REQUIREMENT – Reproduce verbatim everything in the email on syslog message framing from "#2 it could" down to "the octet count.".

SELECTED PASSAGE –
Chris,

while I think this sounds very tempting, I also think there are some
inherent problems with it:

#1 you do not know *where* (more precise: after how many octets) that
element is present
In extreme cases, it might only be valid after more then 64k

#2 it could become truncated
Structured data is not guarded against truncation.

#3 architectural concerns
I do not think it is appropriate for a lower layer to obtain information
from an upper-layer field. That would require the lower layer to parse
the upper layer field, which it conceptionally should not even be aware
of.

All in all, I am in strong favour of a dedicated tls-transport only
header for the octet count.

Rainer

> -----Original Message-----
> From: Chris Lonvick [mailto:[EMAIL PROTECTED] 
> Sent: Friday, March 17, 2006 5:38 PM
> To: Rainer Gerhards
> Cc: Balazs Scheidler; [EMAIL PROTECTED]
> Subject: RE: Framing in syslog messages - RE: 
> [Syslog]Preliminarysyslog-transport-tls document - issue 3
> 
> Hi,
> 
> Why wouldn't this information be contained in a structured 
> data element 
> within each frame?

PROVIDED DATA –
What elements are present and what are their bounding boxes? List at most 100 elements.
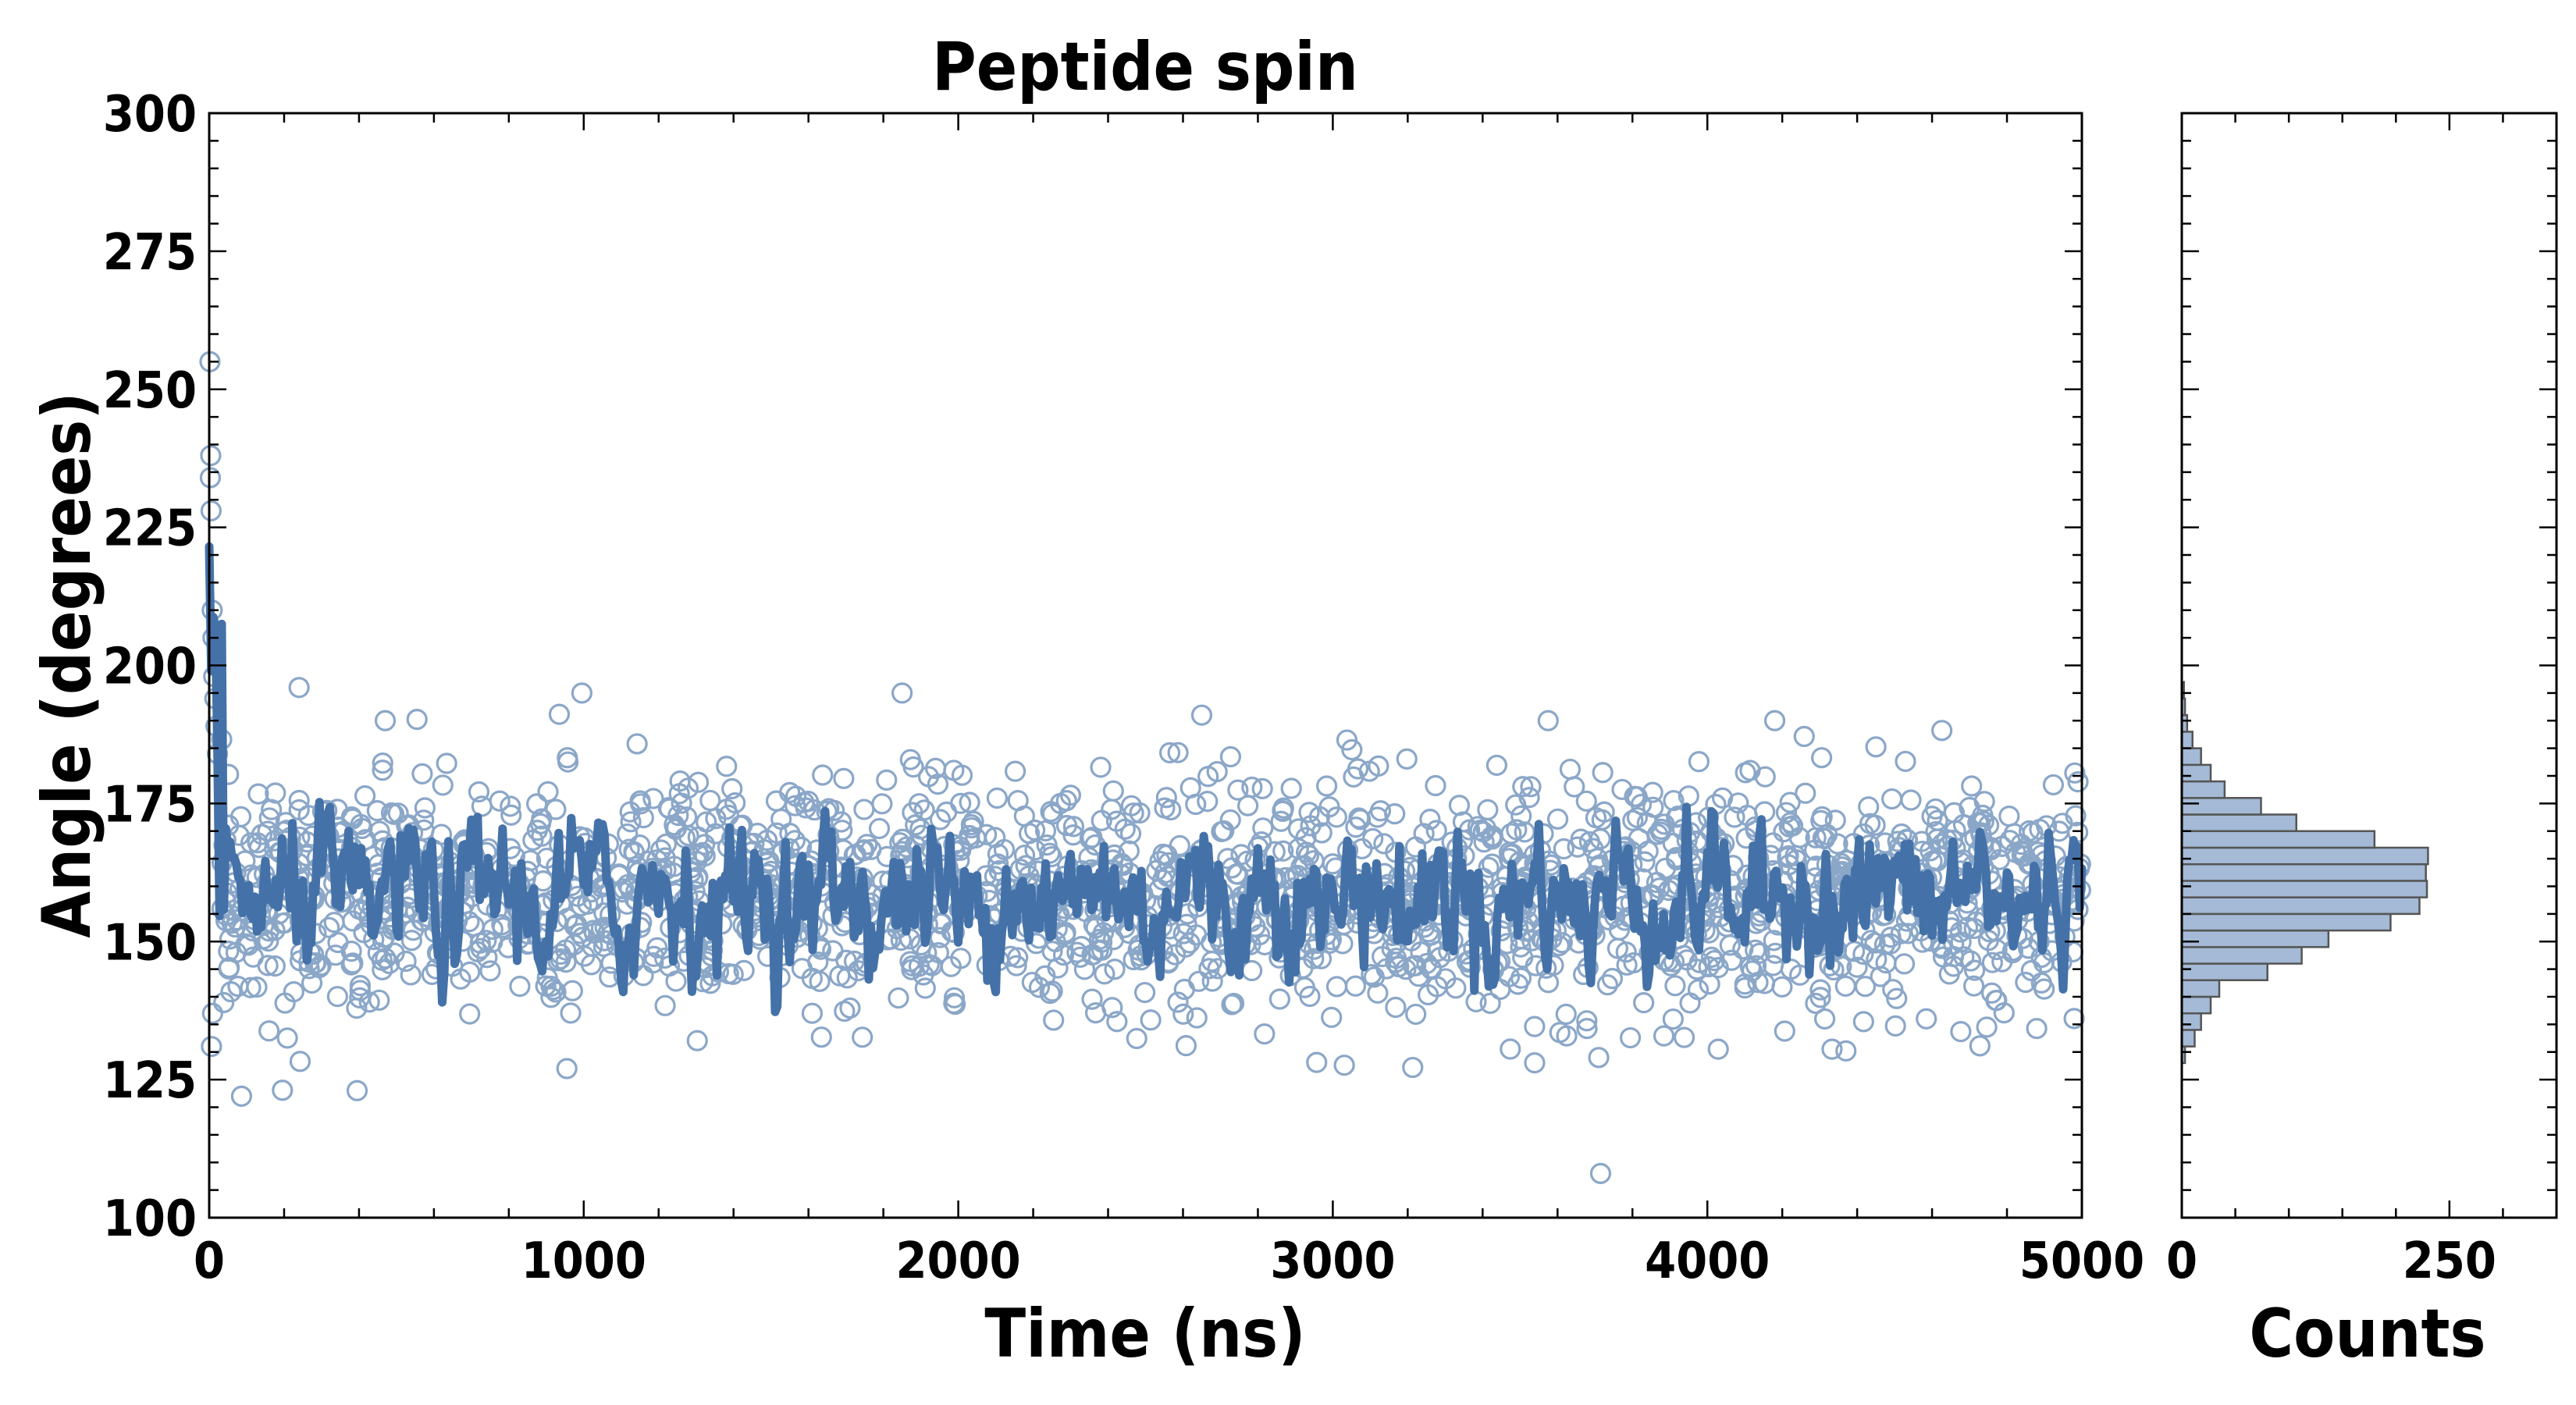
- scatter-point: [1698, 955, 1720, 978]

WORKED SOLUTION –
#2 it could become truncated
Structured data is not guarded against truncation.

#3 architectural concerns
I do not think it is appropriate for a lower layer to obtain information
from an upper-layer field. That would require the lower layer to parse
the upper layer field, which it conceptionally should not even be aware
of.

All in all, I am in strong favour of a dedicated tls-transport only
header for the octet count.